■ Work required:
Repeat each line of the material exactly.

■ Information provided:
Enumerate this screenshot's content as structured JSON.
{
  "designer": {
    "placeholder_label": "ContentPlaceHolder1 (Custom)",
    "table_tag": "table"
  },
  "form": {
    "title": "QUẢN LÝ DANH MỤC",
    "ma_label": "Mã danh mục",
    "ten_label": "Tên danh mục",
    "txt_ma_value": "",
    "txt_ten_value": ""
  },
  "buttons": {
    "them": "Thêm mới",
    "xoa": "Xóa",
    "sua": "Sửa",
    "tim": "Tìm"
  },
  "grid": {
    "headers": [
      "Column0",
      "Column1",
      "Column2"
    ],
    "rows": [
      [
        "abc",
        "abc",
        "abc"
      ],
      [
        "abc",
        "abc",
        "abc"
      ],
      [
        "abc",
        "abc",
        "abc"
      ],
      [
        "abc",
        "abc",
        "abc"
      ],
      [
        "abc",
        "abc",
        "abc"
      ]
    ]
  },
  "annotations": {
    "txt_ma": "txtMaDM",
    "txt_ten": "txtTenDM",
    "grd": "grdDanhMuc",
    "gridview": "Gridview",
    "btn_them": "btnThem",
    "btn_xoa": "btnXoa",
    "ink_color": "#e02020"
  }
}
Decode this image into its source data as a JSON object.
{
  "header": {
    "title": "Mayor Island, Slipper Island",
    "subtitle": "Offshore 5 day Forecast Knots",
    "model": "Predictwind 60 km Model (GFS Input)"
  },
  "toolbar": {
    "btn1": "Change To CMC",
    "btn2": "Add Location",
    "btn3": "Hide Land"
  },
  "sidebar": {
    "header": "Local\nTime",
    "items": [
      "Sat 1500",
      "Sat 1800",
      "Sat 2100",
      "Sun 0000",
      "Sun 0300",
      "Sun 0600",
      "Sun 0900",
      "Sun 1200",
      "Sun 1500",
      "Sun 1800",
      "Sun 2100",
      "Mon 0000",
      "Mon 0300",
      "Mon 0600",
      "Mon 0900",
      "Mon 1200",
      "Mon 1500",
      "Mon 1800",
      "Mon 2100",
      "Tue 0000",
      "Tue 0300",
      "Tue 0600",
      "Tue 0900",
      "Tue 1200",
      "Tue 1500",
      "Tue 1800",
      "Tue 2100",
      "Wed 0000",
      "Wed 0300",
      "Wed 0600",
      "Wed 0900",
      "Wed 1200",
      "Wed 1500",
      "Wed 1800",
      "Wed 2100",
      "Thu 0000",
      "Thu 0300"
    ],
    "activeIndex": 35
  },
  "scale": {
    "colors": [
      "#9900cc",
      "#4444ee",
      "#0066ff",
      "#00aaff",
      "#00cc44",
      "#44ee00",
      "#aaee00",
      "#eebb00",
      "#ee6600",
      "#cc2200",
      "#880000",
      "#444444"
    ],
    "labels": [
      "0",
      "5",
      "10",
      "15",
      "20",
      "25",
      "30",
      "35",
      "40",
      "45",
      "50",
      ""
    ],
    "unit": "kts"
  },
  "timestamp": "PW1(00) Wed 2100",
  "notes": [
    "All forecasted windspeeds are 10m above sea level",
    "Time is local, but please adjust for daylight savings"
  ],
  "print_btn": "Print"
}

■ Solution to the exercise:
Enumerate this screenshot's content as structured JSON.
{
  "designer": {
    "placeholder_label": "ContentPlaceHolder1 (Custom)",
    "table_tag": "table"
  },
  "form": {
    "title": "QUẢN LÝ DANH MỤC",
    "ma_label": "Mã danh mục",
    "ten_label": "Tên danh mục",
    "txt_ma_value": "",
    "txt_ten_value": ""
  },
  "buttons": {
    "them": "Thêm mới",
    "xoa": "Xóa",
    "sua": "Sửa",
    "tim": "Tìm"
  },
  "grid": {
    "headers": [
      "Column0",
      "Column1",
      "Column2"
    ],
    "rows": [
      [
        "abc",
        "abc",
        "abc"
      ],
      [
        "abc",
        "abc",
        "abc"
      ],
      [
        "abc",
        "abc",
        "abc"
      ],
      [
        "abc",
        "abc",
        "abc"
      ],
      [
        "abc",
        "abc",
        "abc"
      ]
    ]
  },
  "annotations": {
    "txt_ma": "txtMaDM",
    "txt_ten": "txtTenDM",
    "grd": "grdDanhMuc",
    "gridview": "Gridview",
    "btn_them": "btnThem",
    "btn_xoa": "btnXoa",
    "ink_color": "#e02020"
  }
}
Decode this image into its source data as a JSON object.
{
  "header": {
    "title": "Mayor Island, Slipper Island",
    "subtitle": "Offshore 5 day Forecast Knots",
    "model": "Predictwind 60 km Model (GFS Input)"
  },
  "toolbar": {
    "btn1": "Change To CMC",
    "btn2": "Add Location",
    "btn3": "Hide Land"
  },
  "sidebar": {
    "header": "Local\nTime",
    "items": [
      "Sat 1500",
      "Sat 1800",
      "Sat 2100",
      "Sun 0000",
      "Sun 0300",
      "Sun 0600",
      "Sun 0900",
      "Sun 1200",
      "Sun 1500",
      "Sun 1800",
      "Sun 2100",
      "Mon 0000",
      "Mon 0300",
      "Mon 0600",
      "Mon 0900",
      "Mon 1200",
      "Mon 1500",
      "Mon 1800",
      "Mon 2100",
      "Tue 0000",
      "Tue 0300",
      "Tue 0600",
      "Tue 0900",
      "Tue 1200",
      "Tue 1500",
      "Tue 1800",
      "Tue 2100",
      "Wed 0000",
      "Wed 0300",
      "Wed 0600",
      "Wed 0900",
      "Wed 1200",
      "Wed 1500",
      "Wed 1800",
      "Wed 2100",
      "Thu 0000",
      "Thu 0300"
    ],
    "activeIndex": 35
  },
  "scale": {
    "colors": [
      "#9900cc",
      "#4444ee",
      "#0066ff",
      "#00aaff",
      "#00cc44",
      "#44ee00",
      "#aaee00",
      "#eebb00",
      "#ee6600",
      "#cc2200",
      "#880000",
      "#444444"
    ],
    "labels": [
      "0",
      "5",
      "10",
      "15",
      "20",
      "25",
      "30",
      "35",
      "40",
      "45",
      "50",
      ""
    ],
    "unit": "kts"
  },
  "timestamp": "PW1(00) Wed 2100",
  "notes": [
    "All forecasted windspeeds are 10m above sea level",
    "Time is local, but please adjust for daylight savings"
  ],
  "print_btn": "Print"
}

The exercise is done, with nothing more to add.